EXERCISE OBJECTIVE
Scan the material and copy every line in which "المطري" appears.

▬▬▬▬▬▬▬▬▬▬

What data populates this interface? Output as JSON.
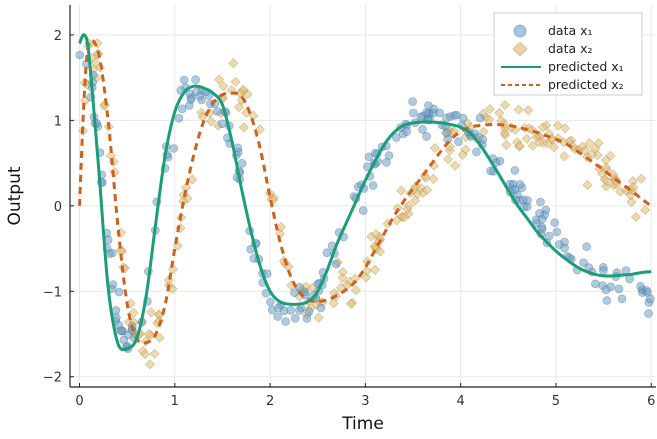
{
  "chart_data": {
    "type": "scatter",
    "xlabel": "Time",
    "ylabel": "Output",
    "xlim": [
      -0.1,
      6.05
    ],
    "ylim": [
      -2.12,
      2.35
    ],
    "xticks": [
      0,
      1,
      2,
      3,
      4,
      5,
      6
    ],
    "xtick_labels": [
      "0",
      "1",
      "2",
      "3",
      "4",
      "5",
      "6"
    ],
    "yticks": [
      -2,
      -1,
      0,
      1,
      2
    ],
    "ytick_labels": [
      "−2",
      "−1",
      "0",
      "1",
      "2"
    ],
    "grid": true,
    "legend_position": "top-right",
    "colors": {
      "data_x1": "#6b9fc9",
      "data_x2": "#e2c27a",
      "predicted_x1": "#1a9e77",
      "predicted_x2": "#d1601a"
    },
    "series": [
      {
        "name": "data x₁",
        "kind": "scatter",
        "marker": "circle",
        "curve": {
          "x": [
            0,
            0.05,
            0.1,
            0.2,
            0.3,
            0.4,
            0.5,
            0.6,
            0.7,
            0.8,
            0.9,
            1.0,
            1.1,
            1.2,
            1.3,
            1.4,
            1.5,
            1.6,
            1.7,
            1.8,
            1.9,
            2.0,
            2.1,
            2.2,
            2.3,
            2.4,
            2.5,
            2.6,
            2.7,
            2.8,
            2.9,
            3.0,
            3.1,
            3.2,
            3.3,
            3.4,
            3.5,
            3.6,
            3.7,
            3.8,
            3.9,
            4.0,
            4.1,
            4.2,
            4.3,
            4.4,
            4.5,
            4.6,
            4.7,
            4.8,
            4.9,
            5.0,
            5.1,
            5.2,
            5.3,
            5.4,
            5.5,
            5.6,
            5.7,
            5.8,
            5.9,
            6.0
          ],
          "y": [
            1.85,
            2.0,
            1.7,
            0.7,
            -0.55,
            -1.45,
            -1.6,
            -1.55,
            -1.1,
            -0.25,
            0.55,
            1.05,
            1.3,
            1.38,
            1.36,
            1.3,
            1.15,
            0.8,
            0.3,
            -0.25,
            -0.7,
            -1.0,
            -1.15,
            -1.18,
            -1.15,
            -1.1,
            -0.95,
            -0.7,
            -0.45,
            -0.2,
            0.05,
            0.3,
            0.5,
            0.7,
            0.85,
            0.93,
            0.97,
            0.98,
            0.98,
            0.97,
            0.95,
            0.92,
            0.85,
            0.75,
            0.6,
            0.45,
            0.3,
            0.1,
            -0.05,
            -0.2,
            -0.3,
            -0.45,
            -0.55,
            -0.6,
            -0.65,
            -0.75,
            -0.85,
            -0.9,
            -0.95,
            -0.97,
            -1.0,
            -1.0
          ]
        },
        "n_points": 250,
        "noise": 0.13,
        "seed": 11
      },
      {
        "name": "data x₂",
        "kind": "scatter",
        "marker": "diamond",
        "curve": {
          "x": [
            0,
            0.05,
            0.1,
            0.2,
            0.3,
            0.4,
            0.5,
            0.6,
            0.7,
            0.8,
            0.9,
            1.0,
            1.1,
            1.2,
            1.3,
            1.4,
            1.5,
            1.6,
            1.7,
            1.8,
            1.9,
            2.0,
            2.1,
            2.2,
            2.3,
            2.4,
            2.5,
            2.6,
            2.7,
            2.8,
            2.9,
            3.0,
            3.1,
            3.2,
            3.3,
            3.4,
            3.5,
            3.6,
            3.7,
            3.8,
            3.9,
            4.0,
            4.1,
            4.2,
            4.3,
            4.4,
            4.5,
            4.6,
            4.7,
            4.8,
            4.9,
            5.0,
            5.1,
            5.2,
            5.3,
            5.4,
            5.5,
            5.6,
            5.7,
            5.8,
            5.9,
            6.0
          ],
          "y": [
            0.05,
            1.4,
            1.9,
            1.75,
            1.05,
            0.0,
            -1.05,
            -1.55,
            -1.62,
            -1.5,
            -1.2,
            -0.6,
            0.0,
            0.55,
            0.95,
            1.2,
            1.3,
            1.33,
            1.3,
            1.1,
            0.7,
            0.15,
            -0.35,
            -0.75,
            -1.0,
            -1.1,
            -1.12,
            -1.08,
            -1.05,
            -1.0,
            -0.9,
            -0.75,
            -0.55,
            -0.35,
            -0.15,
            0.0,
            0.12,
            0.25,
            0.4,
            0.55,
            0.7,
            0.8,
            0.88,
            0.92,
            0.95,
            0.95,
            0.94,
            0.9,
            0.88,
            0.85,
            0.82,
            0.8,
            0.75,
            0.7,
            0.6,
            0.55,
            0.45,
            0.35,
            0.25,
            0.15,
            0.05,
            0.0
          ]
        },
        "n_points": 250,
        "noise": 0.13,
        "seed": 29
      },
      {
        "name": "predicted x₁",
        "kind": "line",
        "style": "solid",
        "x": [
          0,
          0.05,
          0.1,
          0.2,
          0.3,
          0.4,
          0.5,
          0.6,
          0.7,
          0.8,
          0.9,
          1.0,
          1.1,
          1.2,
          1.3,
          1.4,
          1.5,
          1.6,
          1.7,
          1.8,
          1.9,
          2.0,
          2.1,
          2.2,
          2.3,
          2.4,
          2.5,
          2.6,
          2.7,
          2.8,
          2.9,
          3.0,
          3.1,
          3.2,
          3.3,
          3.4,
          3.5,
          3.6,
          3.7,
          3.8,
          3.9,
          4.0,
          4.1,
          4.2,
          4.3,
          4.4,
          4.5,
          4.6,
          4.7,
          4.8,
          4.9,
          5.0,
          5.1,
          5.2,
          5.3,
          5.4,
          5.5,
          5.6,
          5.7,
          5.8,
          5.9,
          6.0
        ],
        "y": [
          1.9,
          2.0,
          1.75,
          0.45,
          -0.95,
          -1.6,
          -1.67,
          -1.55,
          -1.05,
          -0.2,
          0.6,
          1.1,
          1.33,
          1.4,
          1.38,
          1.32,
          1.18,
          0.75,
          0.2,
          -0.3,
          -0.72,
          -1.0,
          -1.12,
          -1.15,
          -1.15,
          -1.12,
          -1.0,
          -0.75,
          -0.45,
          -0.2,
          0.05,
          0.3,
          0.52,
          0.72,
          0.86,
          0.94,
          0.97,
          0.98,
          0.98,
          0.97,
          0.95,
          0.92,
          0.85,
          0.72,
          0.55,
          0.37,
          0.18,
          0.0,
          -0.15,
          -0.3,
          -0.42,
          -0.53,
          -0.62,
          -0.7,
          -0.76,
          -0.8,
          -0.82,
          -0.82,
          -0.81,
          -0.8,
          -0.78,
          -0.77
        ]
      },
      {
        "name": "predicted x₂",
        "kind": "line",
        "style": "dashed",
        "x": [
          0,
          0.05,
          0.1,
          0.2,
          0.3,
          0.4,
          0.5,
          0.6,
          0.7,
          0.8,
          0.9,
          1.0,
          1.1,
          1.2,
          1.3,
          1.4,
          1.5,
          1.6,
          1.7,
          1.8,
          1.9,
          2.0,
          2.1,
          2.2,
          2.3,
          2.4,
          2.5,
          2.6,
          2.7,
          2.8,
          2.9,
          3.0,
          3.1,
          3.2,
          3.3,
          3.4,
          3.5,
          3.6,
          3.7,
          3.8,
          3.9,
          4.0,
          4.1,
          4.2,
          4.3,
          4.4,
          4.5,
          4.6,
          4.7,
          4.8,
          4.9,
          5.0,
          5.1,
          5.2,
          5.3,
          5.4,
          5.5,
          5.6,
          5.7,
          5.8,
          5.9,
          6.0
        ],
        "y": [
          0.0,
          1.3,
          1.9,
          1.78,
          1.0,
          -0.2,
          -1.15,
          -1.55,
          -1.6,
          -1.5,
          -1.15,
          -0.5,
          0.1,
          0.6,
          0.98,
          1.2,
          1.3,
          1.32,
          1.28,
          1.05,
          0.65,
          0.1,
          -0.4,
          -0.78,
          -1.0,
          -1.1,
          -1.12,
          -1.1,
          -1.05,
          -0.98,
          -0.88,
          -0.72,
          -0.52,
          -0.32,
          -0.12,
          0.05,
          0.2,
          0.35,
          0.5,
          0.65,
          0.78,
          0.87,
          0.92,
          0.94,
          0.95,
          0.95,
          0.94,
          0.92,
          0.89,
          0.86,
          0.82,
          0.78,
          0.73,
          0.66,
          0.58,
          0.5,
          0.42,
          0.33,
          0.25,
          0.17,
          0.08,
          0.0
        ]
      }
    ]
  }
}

▬▬▬▬▬▬▬▬▬▬

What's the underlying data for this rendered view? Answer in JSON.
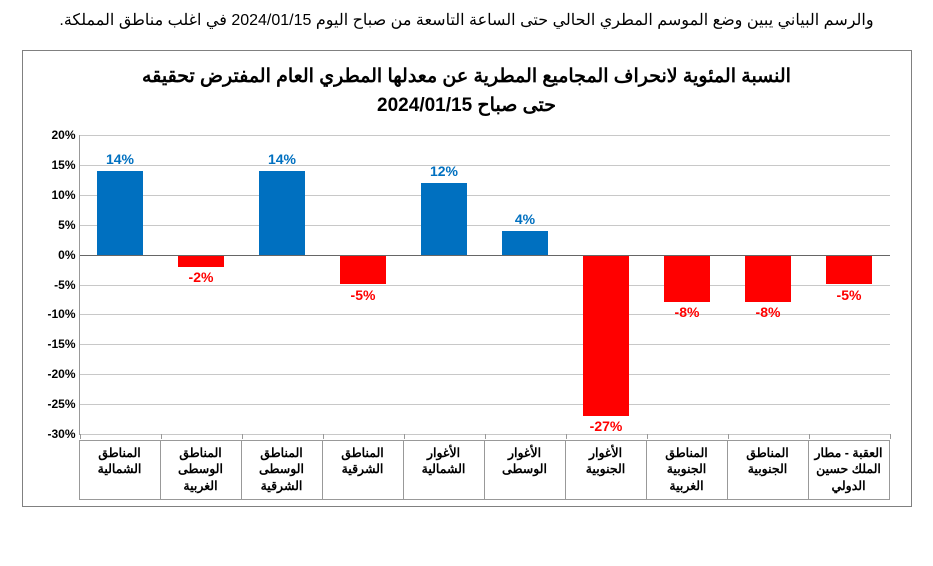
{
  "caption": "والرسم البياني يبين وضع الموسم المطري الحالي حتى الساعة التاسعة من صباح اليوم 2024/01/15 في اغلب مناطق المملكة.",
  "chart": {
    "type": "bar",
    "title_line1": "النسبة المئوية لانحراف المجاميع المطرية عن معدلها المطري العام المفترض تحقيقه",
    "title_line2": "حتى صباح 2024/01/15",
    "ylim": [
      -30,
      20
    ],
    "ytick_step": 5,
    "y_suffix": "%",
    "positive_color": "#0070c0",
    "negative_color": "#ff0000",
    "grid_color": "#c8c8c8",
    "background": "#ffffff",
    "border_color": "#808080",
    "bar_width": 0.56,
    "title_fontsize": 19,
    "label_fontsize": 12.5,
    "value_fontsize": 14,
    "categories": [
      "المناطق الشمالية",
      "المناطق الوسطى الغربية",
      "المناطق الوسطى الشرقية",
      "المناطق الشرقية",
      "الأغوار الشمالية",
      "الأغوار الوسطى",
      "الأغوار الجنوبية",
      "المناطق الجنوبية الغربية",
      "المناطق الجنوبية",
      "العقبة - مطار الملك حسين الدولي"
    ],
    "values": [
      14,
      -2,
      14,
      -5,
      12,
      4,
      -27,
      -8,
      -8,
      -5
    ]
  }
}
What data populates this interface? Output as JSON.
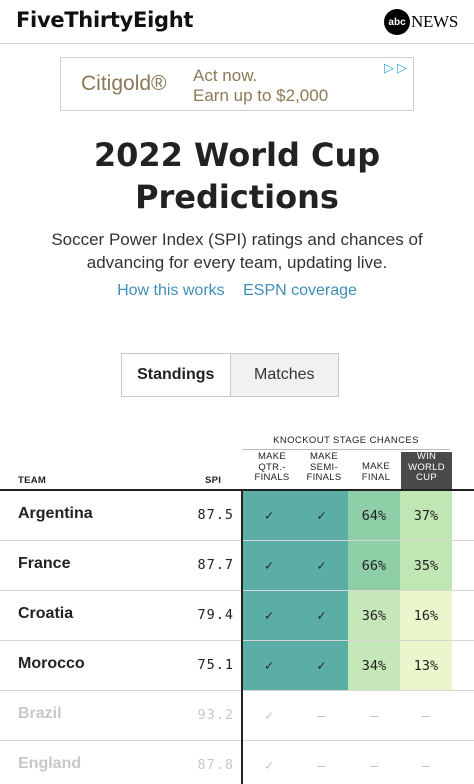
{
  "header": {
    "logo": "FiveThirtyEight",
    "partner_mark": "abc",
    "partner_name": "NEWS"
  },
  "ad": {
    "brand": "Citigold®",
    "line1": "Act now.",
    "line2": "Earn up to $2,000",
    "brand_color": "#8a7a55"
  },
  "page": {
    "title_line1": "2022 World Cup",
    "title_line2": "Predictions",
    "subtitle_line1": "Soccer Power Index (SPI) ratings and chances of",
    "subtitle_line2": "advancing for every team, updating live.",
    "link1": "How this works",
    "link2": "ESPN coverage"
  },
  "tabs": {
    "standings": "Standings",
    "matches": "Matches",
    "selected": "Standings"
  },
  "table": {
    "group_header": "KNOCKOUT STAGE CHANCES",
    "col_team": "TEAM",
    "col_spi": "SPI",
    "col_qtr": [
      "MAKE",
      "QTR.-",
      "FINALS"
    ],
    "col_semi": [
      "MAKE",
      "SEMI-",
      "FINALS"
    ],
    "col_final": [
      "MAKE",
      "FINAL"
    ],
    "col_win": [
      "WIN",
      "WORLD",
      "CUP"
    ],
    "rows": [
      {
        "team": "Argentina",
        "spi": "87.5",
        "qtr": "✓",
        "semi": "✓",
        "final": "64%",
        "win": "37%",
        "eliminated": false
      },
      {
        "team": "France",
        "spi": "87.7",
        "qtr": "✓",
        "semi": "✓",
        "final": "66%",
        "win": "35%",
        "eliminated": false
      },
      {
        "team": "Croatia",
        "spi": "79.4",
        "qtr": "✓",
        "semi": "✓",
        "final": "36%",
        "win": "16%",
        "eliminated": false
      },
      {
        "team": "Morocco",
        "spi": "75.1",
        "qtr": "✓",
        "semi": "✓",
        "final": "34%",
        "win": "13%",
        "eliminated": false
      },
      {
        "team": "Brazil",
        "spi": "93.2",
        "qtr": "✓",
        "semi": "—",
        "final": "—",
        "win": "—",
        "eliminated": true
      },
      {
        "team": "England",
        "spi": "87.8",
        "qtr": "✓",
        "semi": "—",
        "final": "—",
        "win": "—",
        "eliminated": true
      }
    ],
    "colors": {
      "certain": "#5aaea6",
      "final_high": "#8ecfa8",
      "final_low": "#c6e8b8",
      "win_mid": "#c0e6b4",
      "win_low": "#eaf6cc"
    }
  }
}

▬▬▬▬▬▬▬▬▬▬

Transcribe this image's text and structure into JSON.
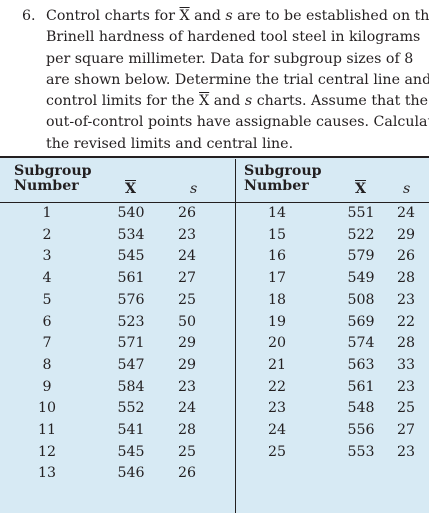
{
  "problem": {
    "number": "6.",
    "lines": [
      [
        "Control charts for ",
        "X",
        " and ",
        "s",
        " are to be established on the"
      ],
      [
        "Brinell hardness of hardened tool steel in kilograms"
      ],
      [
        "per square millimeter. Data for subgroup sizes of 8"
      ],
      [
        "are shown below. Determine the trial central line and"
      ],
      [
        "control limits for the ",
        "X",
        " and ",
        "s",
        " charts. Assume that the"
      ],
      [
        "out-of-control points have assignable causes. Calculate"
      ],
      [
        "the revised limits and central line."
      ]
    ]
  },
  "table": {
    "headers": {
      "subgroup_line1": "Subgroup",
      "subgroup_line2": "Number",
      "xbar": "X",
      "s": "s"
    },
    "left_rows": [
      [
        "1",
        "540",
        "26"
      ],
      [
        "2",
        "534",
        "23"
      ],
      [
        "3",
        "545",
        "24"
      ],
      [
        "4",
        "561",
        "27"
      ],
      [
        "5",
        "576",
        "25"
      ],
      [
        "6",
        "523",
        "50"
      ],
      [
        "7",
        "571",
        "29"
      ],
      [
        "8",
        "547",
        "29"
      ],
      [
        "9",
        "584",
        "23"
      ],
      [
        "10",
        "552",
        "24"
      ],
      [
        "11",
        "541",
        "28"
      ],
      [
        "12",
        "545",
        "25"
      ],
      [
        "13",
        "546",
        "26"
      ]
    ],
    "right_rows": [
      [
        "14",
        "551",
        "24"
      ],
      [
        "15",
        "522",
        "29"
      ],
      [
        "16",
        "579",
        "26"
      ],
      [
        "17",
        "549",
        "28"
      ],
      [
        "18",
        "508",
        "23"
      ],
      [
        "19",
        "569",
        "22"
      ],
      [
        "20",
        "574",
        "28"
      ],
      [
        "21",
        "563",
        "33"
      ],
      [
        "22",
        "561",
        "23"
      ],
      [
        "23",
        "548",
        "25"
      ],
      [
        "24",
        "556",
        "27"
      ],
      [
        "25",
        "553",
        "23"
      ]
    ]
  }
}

▬▬▬▬▬▬▬▬▬▬

REPLY
  "caption": "والرسم البياني يبين وضع الموسم المطري الحالي حتى الساعة التاسعة من صباح اليوم 2024/01/15 في اغلب مناطق المملكة.",
    "title_line1": "النسبة المئوية لانحراف المجاميع المطرية عن معدلها المطري العام المفترض تحقيقه",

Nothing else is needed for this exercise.